▶ [INSTRUCTION]: Please copy the part of the rows below that opens with the line containing "dialog-title: Gatewayname <box>477" and closes with the line containing "Find all labels, buttons, inputs, and", both lines included, without changing a character.

Element region listings:

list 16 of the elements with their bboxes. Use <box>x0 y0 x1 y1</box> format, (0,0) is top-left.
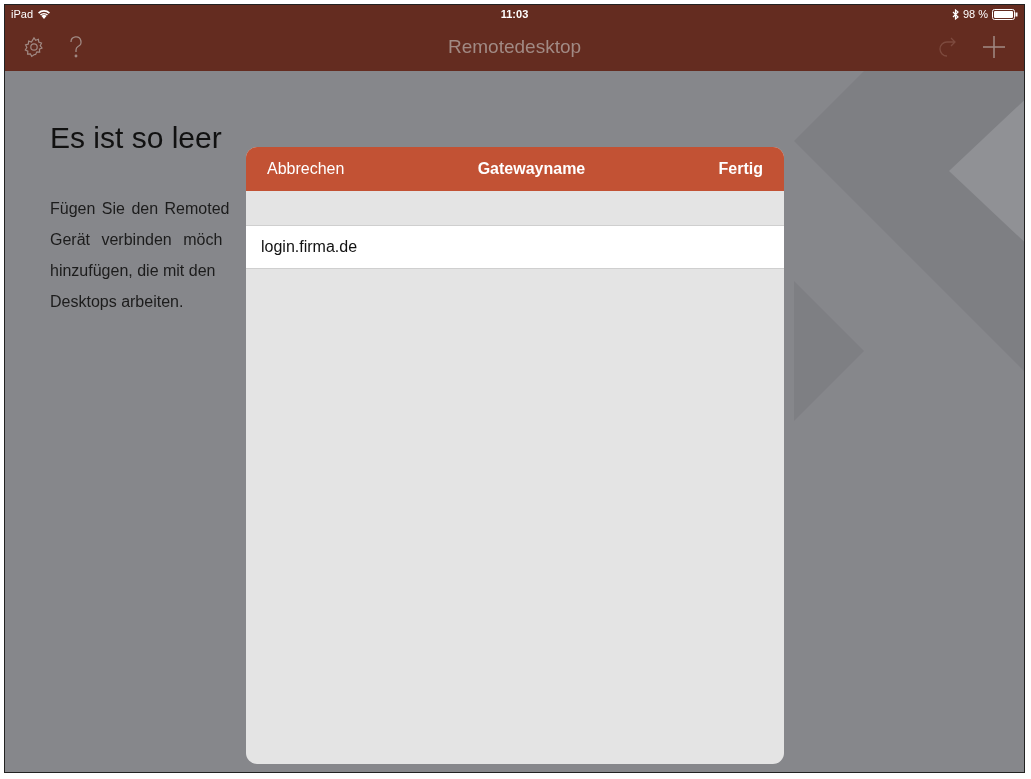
dialog-title: Gatewayname <box>477 160 586 178</box>
bluetooth-icon <box>951 8 959 20</box>
empty-state-heading: Es ist so leer <box>50 121 223 155</box>
done-button[interactable]: Fertig <box>718 160 763 178</box>
cancel-button[interactable]: Abbrechen <box>267 160 345 178</box>
device-name: iPad <box>11 8 34 20</box>
battery-icon <box>992 8 1018 20</box>
clock-time: 11:03 <box>500 8 529 20</box>
wifi-icon <box>37 9 52 19</box>
nav-title: Remotedesktop <box>447 36 582 58</box>
battery-percent: 98 % <box>962 8 988 20</box>
empty-state-text: Desktops arbeiten. <box>50 292 184 312</box>
empty-state-text: Gerät verbinden möch <box>50 230 223 250</box>
empty-state-text: hinzufügen, die mit den <box>50 261 216 281</box>
gateway-name-field[interactable]: login.firma.de <box>246 225 784 269</box>
empty-state-text: Fügen Sie den Remoted <box>50 199 230 219</box>
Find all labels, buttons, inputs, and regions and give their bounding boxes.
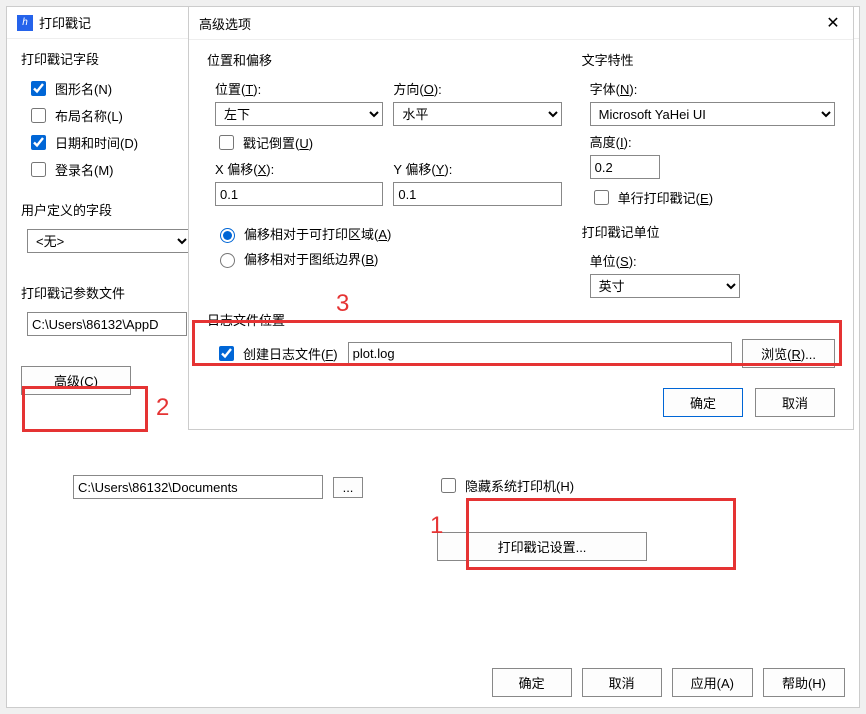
position-select[interactable]: 左下 <box>215 102 383 126</box>
browse-log-button[interactable]: 浏览(R)... <box>742 339 835 368</box>
radio-printable-area[interactable]: 偏移相对于可打印区域(A) <box>215 224 562 243</box>
height-label: 高度(I): <box>590 132 835 151</box>
cb-login[interactable]: 登录名(M) <box>27 159 191 180</box>
main-help-button[interactable]: 帮助(H) <box>763 668 845 697</box>
paramfile-legend: 打印戳记参数文件 <box>21 283 191 302</box>
cb-invert[interactable]: 戳记倒置(U) <box>215 132 562 153</box>
dir-label: 方向(O): <box>393 79 561 98</box>
unit-select[interactable]: 英寸 <box>590 274 740 298</box>
advanced-options-dialog: 高级选项 ✕ 位置和偏移 位置(T): 左下 方向(O): 水平 <box>188 6 854 430</box>
cb-hide-printer[interactable]: 隐藏系统打印机(H) <box>437 475 647 496</box>
cb-drawing-input[interactable] <box>31 81 46 96</box>
close-icon[interactable]: ✕ <box>823 13 843 33</box>
radio-paper-input[interactable] <box>220 253 235 268</box>
text-legend: 文字特性 <box>582 50 835 69</box>
cb-create-log-input[interactable] <box>219 346 234 361</box>
main-cancel-button[interactable]: 取消 <box>582 668 662 697</box>
yoffset-input[interactable] <box>393 182 561 206</box>
cb-hide-printer-input[interactable] <box>441 478 456 493</box>
unit-label: 单位(S): <box>590 251 835 270</box>
user-field-select[interactable]: <无> <box>27 229 191 253</box>
main-ok-button[interactable]: 确定 <box>492 668 572 697</box>
stamp-settings-button[interactable]: 打印戳记设置... <box>437 532 647 561</box>
cb-singleline[interactable]: 单行打印戳记(E) <box>590 187 835 208</box>
fields-legend: 打印戳记字段 <box>21 49 191 68</box>
main-footer: 确定 取消 应用(A) 帮助(H) <box>492 668 845 697</box>
unit-legend: 打印戳记单位 <box>582 222 835 241</box>
cb-datetime[interactable]: 日期和时间(D) <box>27 132 191 153</box>
pos-legend: 位置和偏移 <box>207 50 562 69</box>
height-input[interactable] <box>590 155 660 179</box>
log-legend: 日志文件位置 <box>207 310 835 329</box>
advanced-button[interactable]: 高级(C) <box>21 366 131 395</box>
cb-datetime-input[interactable] <box>31 135 46 150</box>
adv-titlebar: 高级选项 ✕ <box>189 7 853 40</box>
docpath-input[interactable] <box>73 475 323 499</box>
docpath-browse-button[interactable]: ... <box>333 477 363 498</box>
app-icon: h <box>17 15 33 31</box>
yoff-label: Y 偏移(Y): <box>393 159 561 178</box>
cb-layout-input[interactable] <box>31 108 46 123</box>
paramfile-input[interactable] <box>27 312 187 336</box>
font-label: 字体(N): <box>590 79 835 98</box>
adv-cancel-button[interactable]: 取消 <box>755 388 835 417</box>
font-select[interactable]: Microsoft YaHei UI <box>590 102 835 126</box>
cb-login-input[interactable] <box>31 162 46 177</box>
xoffset-input[interactable] <box>215 182 383 206</box>
cb-singleline-input[interactable] <box>594 190 609 205</box>
direction-select[interactable]: 水平 <box>393 102 561 126</box>
cb-create-log[interactable]: 创建日志文件(F) <box>215 343 338 364</box>
radio-printable-input[interactable] <box>220 228 235 243</box>
xoff-label: X 偏移(X): <box>215 159 383 178</box>
logfile-input[interactable] <box>348 342 732 366</box>
radio-paper-bounds[interactable]: 偏移相对于图纸边界(B) <box>215 249 562 268</box>
adv-title: 高级选项 <box>199 14 823 33</box>
pos-label: 位置(T): <box>215 79 383 98</box>
cb-invert-input[interactable] <box>219 135 234 150</box>
cb-layout-name[interactable]: 布局名称(L) <box>27 105 191 126</box>
adv-ok-button[interactable]: 确定 <box>663 388 743 417</box>
main-apply-button[interactable]: 应用(A) <box>672 668 753 697</box>
cb-drawing-name[interactable]: 图形名(N) <box>27 78 191 99</box>
user-fields-legend: 用户定义的字段 <box>21 200 191 219</box>
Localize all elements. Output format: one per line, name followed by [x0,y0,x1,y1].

▶ [SOLUTION TO THE EXERCISE]:
dialog-title: Gatewayname <box>477 160 586 178</box>
bluetooth-icon <box>951 8 959 20</box>
empty-state-heading: Es ist so leer <box>50 121 223 155</box>
done-button[interactable]: Fertig <box>718 160 763 178</box>
cancel-button[interactable]: Abbrechen <box>267 160 345 178</box>
device-name: iPad <box>11 8 34 20</box>
battery-icon <box>992 8 1018 20</box>
clock-time: 11:03 <box>500 8 529 20</box>
wifi-icon <box>37 9 52 19</box>
nav-title: Remotedesktop <box>447 36 582 58</box>
battery-percent: 98 % <box>962 8 988 20</box>
empty-state-text: Desktops arbeiten. <box>50 292 184 312</box>
empty-state-text: Gerät verbinden möch <box>50 230 223 250</box>
empty-state-text: hinzufügen, die mit den <box>50 261 216 281</box>
gateway-name-field[interactable]: login.firma.de <box>246 225 784 269</box>
empty-state-text: Fügen Sie den Remoted <box>50 199 230 219</box>
Find all labels, buttons, inputs, and regions and give their bounding boxes.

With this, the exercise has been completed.